EXERCISE DETAILS: Would you quote the material below in full and unchanged?

[Figure record listings]

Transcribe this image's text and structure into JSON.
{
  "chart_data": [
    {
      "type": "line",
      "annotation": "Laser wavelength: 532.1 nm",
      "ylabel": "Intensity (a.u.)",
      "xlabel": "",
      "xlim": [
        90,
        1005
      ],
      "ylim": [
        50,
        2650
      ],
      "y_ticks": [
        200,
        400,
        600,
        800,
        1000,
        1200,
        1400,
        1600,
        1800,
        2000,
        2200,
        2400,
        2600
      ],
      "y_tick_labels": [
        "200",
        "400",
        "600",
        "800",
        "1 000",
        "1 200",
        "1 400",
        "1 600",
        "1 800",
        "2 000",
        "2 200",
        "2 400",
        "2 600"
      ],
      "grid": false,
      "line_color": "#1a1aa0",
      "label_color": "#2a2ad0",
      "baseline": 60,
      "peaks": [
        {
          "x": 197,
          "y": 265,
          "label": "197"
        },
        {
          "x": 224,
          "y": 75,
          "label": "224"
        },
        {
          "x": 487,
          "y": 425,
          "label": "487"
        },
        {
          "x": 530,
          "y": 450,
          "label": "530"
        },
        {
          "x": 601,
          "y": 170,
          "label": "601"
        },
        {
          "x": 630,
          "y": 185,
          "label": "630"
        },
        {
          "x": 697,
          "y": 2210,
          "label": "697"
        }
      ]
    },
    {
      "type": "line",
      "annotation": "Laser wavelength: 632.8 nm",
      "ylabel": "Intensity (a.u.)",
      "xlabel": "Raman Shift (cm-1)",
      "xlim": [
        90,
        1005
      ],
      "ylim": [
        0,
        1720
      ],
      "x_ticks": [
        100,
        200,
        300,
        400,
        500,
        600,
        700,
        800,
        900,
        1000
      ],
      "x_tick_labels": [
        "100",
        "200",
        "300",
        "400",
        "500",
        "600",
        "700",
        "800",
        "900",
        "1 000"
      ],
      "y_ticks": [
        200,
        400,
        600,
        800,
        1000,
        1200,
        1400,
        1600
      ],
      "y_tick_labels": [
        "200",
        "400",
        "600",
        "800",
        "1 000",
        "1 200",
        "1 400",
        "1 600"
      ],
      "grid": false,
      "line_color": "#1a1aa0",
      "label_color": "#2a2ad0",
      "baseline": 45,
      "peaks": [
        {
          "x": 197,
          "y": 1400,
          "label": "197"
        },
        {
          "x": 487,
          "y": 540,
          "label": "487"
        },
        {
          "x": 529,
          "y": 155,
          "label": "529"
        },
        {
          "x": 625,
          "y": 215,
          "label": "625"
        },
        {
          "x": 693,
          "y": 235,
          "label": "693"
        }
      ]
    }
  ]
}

OUTPUT OF THE TASK:
Transcribe this image's text and structure into JSON.
{
  "chart_data": [
    {
      "type": "line",
      "annotation": "Laser wavelength: 532.1 nm",
      "ylabel": "Intensity (a.u.)",
      "xlabel": "",
      "xlim": [
        90,
        1005
      ],
      "ylim": [
        50,
        2650
      ],
      "y_ticks": [
        200,
        400,
        600,
        800,
        1000,
        1200,
        1400,
        1600,
        1800,
        2000,
        2200,
        2400,
        2600
      ],
      "y_tick_labels": [
        "200",
        "400",
        "600",
        "800",
        "1 000",
        "1 200",
        "1 400",
        "1 600",
        "1 800",
        "2 000",
        "2 200",
        "2 400",
        "2 600"
      ],
      "grid": false,
      "line_color": "#1a1aa0",
      "label_color": "#2a2ad0",
      "baseline": 60,
      "peaks": [
        {
          "x": 197,
          "y": 265,
          "label": "197"
        },
        {
          "x": 224,
          "y": 75,
          "label": "224"
        },
        {
          "x": 487,
          "y": 425,
          "label": "487"
        },
        {
          "x": 530,
          "y": 450,
          "label": "530"
        },
        {
          "x": 601,
          "y": 170,
          "label": "601"
        },
        {
          "x": 630,
          "y": 185,
          "label": "630"
        },
        {
          "x": 697,
          "y": 2210,
          "label": "697"
        }
      ]
    },
    {
      "type": "line",
      "annotation": "Laser wavelength: 632.8 nm",
      "ylabel": "Intensity (a.u.)",
      "xlabel": "Raman Shift (cm-1)",
      "xlim": [
        90,
        1005
      ],
      "ylim": [
        0,
        1720
      ],
      "x_ticks": [
        100,
        200,
        300,
        400,
        500,
        600,
        700,
        800,
        900,
        1000
      ],
      "x_tick_labels": [
        "100",
        "200",
        "300",
        "400",
        "500",
        "600",
        "700",
        "800",
        "900",
        "1 000"
      ],
      "y_ticks": [
        200,
        400,
        600,
        800,
        1000,
        1200,
        1400,
        1600
      ],
      "y_tick_labels": [
        "200",
        "400",
        "600",
        "800",
        "1 000",
        "1 200",
        "1 400",
        "1 600"
      ],
      "grid": false,
      "line_color": "#1a1aa0",
      "label_color": "#2a2ad0",
      "baseline": 45,
      "peaks": [
        {
          "x": 197,
          "y": 1400,
          "label": "197"
        },
        {
          "x": 487,
          "y": 540,
          "label": "487"
        },
        {
          "x": 529,
          "y": 155,
          "label": "529"
        },
        {
          "x": 625,
          "y": 215,
          "label": "625"
        },
        {
          "x": 693,
          "y": 235,
          "label": "693"
        }
      ]
    }
  ]
}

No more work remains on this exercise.